[Collection entries]
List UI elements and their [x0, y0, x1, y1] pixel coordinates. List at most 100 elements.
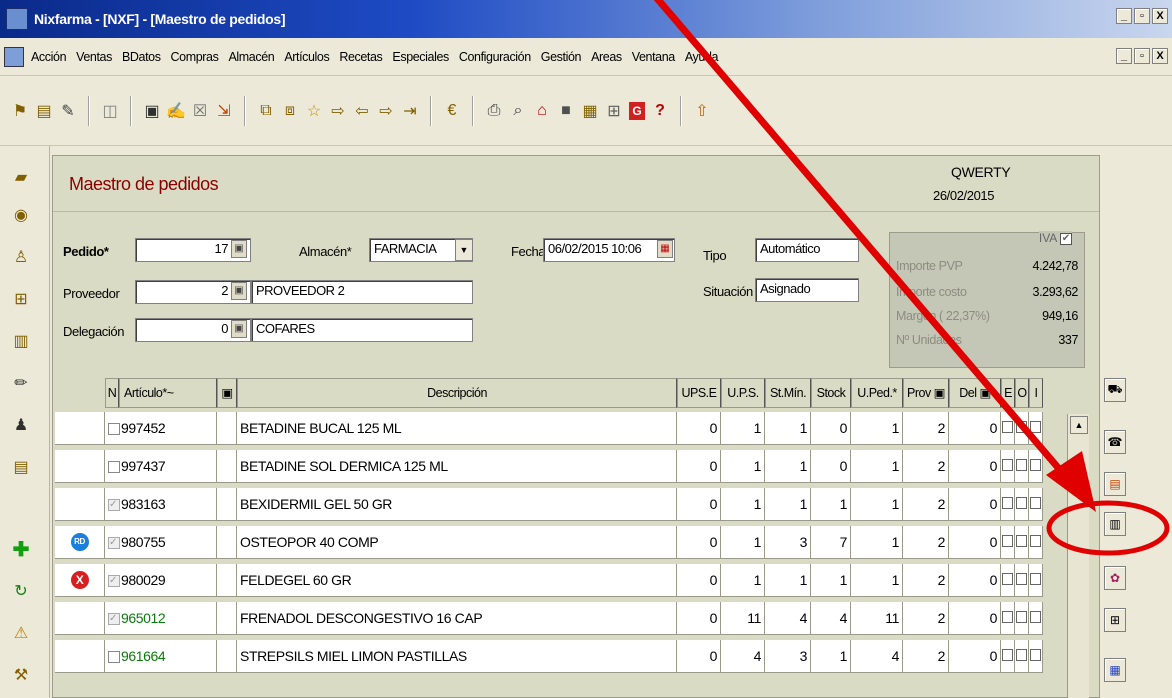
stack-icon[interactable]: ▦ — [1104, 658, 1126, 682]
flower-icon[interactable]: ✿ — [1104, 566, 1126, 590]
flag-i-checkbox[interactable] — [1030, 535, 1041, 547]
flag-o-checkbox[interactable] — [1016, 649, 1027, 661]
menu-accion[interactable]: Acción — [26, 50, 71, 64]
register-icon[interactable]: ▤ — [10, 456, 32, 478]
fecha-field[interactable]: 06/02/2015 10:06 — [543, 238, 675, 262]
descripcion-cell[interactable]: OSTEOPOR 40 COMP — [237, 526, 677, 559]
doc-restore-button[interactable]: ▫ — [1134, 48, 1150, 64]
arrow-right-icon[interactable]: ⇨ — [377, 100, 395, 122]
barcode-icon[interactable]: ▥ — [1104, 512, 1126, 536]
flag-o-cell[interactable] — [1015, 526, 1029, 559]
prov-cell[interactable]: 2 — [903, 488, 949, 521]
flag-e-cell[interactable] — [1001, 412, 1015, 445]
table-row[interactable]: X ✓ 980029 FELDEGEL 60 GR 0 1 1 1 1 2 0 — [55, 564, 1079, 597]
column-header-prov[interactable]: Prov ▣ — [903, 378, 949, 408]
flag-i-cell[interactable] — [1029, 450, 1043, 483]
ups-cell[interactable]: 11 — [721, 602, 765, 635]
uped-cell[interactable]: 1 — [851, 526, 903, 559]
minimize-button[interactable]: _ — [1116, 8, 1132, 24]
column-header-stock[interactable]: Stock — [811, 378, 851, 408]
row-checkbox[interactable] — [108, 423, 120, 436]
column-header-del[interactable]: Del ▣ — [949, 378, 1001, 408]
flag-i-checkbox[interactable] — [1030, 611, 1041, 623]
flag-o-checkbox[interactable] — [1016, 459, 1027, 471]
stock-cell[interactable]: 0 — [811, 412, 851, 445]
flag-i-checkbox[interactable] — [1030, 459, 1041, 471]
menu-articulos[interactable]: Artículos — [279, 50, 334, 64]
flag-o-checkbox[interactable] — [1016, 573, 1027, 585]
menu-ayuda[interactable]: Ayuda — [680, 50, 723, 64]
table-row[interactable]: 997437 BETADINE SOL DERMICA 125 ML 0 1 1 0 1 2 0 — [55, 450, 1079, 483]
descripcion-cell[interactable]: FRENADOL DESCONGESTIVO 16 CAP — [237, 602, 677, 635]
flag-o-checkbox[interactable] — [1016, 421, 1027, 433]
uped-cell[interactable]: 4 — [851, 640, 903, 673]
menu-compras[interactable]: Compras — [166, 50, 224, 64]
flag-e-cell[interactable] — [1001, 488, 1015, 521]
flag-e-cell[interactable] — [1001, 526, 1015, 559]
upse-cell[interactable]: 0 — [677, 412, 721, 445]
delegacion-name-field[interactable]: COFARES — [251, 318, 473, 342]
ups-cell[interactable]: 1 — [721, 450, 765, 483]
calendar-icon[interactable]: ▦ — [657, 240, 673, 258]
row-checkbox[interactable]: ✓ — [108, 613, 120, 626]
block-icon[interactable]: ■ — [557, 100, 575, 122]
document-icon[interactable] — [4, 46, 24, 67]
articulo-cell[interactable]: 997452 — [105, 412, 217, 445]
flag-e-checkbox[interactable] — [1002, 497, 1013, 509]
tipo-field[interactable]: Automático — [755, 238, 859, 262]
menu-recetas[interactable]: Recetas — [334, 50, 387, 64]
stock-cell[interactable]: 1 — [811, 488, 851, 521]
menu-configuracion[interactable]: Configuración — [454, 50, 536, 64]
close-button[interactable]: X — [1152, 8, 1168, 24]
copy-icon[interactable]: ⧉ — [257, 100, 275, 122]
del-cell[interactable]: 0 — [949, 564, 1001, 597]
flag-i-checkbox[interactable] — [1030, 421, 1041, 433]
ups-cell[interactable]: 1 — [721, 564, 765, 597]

EXERCISE INSTRUCTIONS:
Retype the rows above from the line containing "stack-icon[interactable]: ▦ —" through the line containing "flag-i-cell[interactable] — [1029, 450, 1043, 483]", including both of those lines, with no changes.

THE OUTPUT:
stack-icon[interactable]: ▦ — [1104, 658, 1126, 682]
flower-icon[interactable]: ✿ — [1104, 566, 1126, 590]
flag-i-checkbox[interactable] — [1030, 535, 1041, 547]
flag-o-checkbox[interactable] — [1016, 649, 1027, 661]
menu-accion[interactable]: Acción — [26, 50, 71, 64]
register-icon[interactable]: ▤ — [10, 456, 32, 478]
fecha-field[interactable]: 06/02/2015 10:06 — [543, 238, 675, 262]
descripcion-cell[interactable]: OSTEOPOR 40 COMP — [237, 526, 677, 559]
doc-restore-button[interactable]: ▫ — [1134, 48, 1150, 64]
arrow-right-icon[interactable]: ⇨ — [377, 100, 395, 122]
barcode-icon[interactable]: ▥ — [1104, 512, 1126, 536]
flag-o-cell[interactable] — [1015, 526, 1029, 559]
prov-cell[interactable]: 2 — [903, 488, 949, 521]
flag-e-cell[interactable] — [1001, 412, 1015, 445]
table-row[interactable]: X ✓ 980029 FELDEGEL 60 GR 0 1 1 1 1 2 0 — [55, 564, 1079, 597]
column-header-prov[interactable]: Prov ▣ — [903, 378, 949, 408]
flag-i-cell[interactable] — [1029, 450, 1043, 483]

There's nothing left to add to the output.